OBJECTIF A>
Répondez à ces questions à partir du texte sur Elisa Valero Ramos :
(i) Quelle œuvre restaure-t-elle au Mexique, et de qui est cette œuvre ?
(ii) En quelle année et dans quelle ville ouvre-t-elle son studio ?
(iii) De quoi l'architecture éthique qu'elle défend est-elle loin ?
OBJECTIF B> Reproduisez sans rien changer le passage du texte sur Elisa Valero Ramos qui commence par « Architectures éthiques et » et se termine par « à la terre. ».
OBJECTIF C>
Pour chacune de ces affirmations, dites si elle concorde avec le texte sur Elisa Valero Ramos, en citant les mots qui tranchent :
(i) Elisa Valero Ramos a ouvert son studio à Madrid.
(ii) Dès ses premières réalisations, elle accorde une attention particulière à la durabilité.
(iii) Elle souhaite une architecture qui attire l'attention.

TEXTE PRÉSENTÉ>

####################

Architectures éthiques et bioclimatiques | de Alessandra Coppa

L’architecte espagnole Elisa Valero Ramos commence sa carrière au Mexique en restaurant l’œuvre de Felix Candela, Los Manantiales, et en 1997 elle ouvre son studio à Grenade, en face de l’Alhambra. Dès ses premières réalisations, elle réserve une attention particulière à la durabilité, au gain d’énergie et à l’optimisation des ressources mises à disposition par le client et par le site : « nous travaillons à une architecture qui s’engage pour l’environnement, une architecture à la portée de tous, une architecture qui favorise une société plus juste ».

Elisa Valero Ramos croit profondément en une architecture éthique « qui agit en silence, paisiblement et sans attirer l’attention », cohérente et rigoureuse, loin des modes et liée au lieu, à la terre.

####################

ENTRÉES FOURNIES>
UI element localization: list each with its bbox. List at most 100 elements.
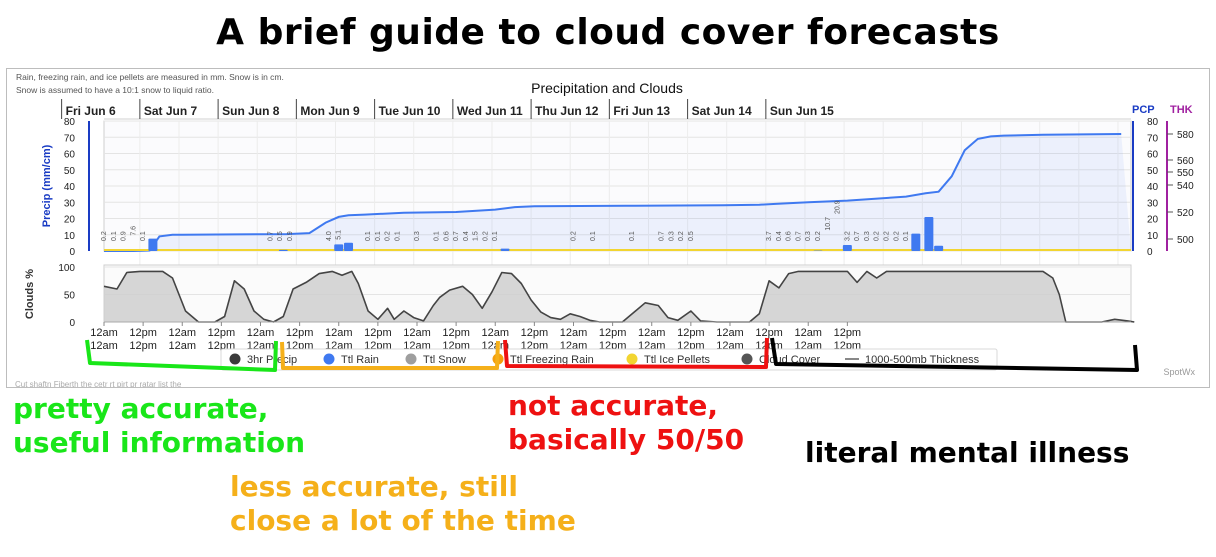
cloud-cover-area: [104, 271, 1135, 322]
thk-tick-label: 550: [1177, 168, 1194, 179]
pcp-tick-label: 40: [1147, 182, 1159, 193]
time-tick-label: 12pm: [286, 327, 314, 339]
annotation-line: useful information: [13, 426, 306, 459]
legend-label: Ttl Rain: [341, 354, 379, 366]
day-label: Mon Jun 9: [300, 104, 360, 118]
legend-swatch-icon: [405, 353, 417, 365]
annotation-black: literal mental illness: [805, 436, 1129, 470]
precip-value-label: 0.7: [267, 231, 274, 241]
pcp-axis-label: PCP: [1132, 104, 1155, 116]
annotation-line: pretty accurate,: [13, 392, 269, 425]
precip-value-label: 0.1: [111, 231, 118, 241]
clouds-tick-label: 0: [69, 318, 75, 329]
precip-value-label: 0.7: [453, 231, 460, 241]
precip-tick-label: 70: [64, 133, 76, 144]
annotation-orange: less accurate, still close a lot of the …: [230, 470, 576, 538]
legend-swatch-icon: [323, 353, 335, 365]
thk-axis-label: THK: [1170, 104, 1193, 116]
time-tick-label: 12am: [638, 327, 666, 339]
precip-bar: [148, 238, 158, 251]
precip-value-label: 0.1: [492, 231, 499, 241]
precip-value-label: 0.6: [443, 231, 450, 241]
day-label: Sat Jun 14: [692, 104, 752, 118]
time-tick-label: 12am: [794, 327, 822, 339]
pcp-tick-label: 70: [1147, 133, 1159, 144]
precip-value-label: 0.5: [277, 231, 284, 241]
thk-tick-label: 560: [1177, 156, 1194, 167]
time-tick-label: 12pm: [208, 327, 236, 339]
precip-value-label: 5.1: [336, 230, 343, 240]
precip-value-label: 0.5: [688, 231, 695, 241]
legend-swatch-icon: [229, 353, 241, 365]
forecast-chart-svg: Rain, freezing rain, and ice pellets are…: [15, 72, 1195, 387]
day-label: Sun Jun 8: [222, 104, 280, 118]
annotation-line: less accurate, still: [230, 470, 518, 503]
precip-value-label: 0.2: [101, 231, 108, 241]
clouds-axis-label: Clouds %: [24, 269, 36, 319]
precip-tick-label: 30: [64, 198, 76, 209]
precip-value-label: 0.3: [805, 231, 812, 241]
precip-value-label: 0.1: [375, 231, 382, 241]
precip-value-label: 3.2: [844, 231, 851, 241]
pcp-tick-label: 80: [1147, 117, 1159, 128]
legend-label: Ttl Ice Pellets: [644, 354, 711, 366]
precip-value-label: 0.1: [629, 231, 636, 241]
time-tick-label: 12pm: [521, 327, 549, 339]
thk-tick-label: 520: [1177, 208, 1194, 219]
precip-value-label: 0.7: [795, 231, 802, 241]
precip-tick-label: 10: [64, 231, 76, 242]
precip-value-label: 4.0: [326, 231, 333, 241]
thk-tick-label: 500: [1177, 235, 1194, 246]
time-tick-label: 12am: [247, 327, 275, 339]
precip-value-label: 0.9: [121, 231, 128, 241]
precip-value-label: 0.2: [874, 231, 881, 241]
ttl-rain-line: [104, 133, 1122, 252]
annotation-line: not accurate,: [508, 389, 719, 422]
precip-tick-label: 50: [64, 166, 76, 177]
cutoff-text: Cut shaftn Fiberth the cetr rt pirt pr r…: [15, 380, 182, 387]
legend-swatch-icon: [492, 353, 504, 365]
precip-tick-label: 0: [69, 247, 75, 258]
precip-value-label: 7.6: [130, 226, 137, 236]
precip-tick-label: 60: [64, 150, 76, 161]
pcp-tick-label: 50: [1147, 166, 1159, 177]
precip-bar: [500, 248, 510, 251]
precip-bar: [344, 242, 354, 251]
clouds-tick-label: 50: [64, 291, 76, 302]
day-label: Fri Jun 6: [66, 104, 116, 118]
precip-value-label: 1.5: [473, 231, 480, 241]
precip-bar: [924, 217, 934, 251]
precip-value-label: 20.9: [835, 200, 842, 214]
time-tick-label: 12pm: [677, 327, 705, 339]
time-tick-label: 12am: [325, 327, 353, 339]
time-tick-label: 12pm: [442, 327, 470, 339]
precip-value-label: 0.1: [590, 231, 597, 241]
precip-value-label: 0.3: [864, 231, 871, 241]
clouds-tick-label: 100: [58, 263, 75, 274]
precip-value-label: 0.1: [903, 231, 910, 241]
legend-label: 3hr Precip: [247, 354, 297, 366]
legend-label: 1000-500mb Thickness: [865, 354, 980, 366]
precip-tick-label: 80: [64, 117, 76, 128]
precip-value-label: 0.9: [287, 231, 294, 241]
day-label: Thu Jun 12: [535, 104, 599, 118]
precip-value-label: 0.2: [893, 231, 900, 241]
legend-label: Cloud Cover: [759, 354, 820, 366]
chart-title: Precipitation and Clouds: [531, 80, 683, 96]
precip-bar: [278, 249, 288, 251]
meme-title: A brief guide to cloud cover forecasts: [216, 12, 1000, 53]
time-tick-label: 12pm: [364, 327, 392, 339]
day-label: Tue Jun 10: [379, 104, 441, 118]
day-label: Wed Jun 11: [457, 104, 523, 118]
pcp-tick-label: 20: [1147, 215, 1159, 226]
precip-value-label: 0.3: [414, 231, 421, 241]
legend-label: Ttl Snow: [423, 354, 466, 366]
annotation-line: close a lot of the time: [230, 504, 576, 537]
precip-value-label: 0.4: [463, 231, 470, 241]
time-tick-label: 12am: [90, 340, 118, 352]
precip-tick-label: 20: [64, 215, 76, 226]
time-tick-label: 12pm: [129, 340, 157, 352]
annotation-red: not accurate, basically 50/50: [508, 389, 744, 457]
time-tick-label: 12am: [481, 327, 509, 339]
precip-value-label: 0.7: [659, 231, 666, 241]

####################

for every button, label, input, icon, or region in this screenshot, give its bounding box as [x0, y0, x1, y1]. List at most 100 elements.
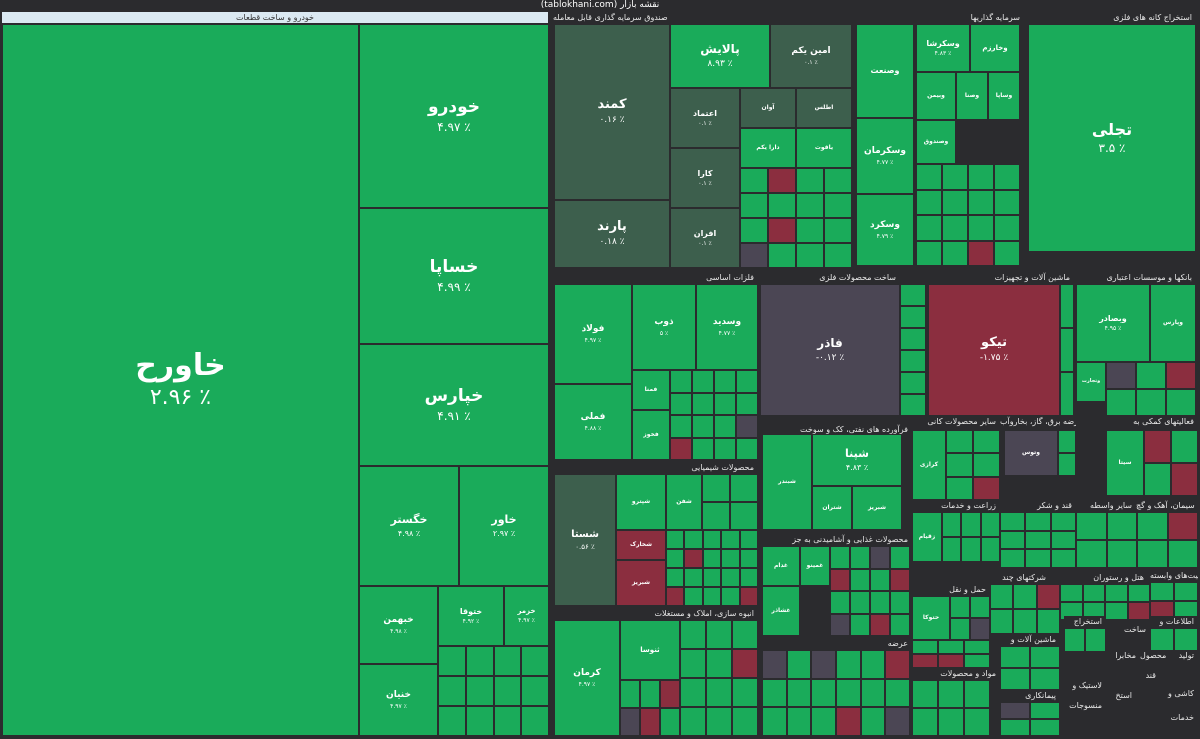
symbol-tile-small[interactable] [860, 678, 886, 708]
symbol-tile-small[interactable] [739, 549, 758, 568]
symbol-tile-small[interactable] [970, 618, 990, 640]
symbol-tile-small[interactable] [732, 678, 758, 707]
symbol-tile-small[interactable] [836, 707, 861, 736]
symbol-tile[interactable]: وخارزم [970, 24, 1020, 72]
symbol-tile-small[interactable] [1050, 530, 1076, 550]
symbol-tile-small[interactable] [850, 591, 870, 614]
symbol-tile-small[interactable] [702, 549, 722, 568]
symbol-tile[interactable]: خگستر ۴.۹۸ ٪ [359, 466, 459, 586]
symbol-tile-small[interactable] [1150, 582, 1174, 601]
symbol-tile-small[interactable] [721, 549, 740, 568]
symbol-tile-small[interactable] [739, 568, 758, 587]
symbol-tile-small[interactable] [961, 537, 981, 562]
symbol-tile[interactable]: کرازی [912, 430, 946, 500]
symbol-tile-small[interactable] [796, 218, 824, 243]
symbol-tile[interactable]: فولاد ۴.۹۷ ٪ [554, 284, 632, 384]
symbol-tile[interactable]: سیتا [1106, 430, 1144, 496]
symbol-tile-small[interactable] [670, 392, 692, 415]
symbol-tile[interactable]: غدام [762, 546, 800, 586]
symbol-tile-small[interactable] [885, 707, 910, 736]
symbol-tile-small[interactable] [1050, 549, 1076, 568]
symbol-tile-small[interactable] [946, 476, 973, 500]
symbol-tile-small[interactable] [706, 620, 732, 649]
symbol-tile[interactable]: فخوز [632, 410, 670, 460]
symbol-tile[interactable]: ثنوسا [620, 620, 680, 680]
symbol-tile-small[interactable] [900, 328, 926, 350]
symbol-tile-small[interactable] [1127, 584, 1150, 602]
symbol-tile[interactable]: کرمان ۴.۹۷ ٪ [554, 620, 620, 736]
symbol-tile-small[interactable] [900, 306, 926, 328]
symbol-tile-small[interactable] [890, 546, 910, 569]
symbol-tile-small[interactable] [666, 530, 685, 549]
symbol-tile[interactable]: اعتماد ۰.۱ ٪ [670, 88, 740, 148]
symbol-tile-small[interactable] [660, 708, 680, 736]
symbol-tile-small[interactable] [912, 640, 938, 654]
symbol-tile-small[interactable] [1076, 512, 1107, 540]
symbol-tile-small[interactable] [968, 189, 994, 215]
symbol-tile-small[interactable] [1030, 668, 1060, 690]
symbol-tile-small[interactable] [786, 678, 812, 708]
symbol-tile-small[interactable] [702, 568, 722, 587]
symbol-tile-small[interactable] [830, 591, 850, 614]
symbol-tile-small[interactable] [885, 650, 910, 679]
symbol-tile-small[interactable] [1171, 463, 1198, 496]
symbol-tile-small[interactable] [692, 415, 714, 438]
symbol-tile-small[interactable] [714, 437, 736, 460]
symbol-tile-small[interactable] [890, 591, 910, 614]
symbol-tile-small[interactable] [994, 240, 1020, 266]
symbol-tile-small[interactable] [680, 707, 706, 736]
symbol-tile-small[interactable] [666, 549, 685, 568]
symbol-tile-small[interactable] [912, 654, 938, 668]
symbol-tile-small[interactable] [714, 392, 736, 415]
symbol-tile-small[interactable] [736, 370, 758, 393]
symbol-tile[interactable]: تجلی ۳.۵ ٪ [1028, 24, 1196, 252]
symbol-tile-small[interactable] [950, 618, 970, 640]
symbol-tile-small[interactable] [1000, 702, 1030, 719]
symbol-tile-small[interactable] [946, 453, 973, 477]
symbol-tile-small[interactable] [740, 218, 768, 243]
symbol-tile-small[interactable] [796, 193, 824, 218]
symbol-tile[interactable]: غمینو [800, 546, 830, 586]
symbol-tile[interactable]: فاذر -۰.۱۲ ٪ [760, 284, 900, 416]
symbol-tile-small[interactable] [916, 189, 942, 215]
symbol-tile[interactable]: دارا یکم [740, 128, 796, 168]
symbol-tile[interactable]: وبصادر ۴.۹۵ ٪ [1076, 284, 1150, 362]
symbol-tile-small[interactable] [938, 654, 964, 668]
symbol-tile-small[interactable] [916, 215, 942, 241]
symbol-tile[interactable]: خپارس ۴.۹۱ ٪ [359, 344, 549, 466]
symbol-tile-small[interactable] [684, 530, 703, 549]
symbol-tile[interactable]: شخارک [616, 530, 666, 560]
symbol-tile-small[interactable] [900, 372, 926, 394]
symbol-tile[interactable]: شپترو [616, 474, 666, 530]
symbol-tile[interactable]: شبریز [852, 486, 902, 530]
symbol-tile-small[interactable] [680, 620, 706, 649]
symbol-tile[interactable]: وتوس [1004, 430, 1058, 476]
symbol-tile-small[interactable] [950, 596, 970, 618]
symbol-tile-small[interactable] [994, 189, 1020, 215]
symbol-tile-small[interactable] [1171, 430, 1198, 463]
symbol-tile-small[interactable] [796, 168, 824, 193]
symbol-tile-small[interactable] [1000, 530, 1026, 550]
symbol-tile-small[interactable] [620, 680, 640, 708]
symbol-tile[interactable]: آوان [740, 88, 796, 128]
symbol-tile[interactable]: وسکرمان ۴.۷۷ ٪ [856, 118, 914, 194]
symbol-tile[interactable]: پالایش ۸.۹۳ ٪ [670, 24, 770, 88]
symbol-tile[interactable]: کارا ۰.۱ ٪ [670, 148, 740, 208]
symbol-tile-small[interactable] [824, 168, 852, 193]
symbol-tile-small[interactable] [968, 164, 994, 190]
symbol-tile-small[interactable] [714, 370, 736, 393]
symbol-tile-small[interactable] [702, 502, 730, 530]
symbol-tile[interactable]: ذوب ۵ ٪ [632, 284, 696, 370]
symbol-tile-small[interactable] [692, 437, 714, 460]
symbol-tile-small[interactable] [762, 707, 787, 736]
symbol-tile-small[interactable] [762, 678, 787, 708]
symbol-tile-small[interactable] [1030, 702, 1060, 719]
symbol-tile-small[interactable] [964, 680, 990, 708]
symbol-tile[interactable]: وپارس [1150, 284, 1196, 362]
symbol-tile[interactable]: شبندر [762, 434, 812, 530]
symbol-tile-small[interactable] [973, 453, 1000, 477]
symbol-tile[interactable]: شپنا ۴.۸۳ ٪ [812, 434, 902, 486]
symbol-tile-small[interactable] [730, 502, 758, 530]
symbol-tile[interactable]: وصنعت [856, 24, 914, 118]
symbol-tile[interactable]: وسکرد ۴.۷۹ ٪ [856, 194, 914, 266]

####################

RÉPONSE RÉDIGÉE A>
(i) Elle restaure Los Manantiales, une œuvre de Felix Candela.
(ii) Elle ouvre son studio en 1997 à Grenade.
(iii) Cette architecture est loin des modes.

RÉPONSE RÉDIGÉE B>
Architectures éthiques et bioclimatiques | de Alessandra Coppa

L’architecte espagnole Elisa Valero Ramos commence sa carrière au Mexique en restaurant l’œuvre de Felix Candela, Los Manantiales, et en 1997 elle ouvre son studio à Grenade, en face de l’Alhambra. Dès ses premières réalisations, elle réserve une attention particulière à la durabilité, au gain d’énergie et à l’optimisation des ressources mises à disposition par le client et par le site : « nous travaillons à une architecture qui s’engage pour l’environnement, une architecture à la portée de tous, une architecture qui favorise une société plus juste ».

Elisa Valero Ramos croit profondément en une architecture éthique « qui agit en silence, paisiblement et sans attirer l’attention », cohérente et rigoureuse, loin des modes et liée au lieu, à la terre.

RÉPONSE RÉDIGÉE C>
(i) Non : « en 1997 elle ouvre son studio à Grenade, en face de l’Alhambra ».
(ii) Oui : « Dès ses premières réalisations, elle réserve une attention particulière à la durabilité ».
(iii) Non : « qui agit en silence, paisiblement et sans attirer l’attention ».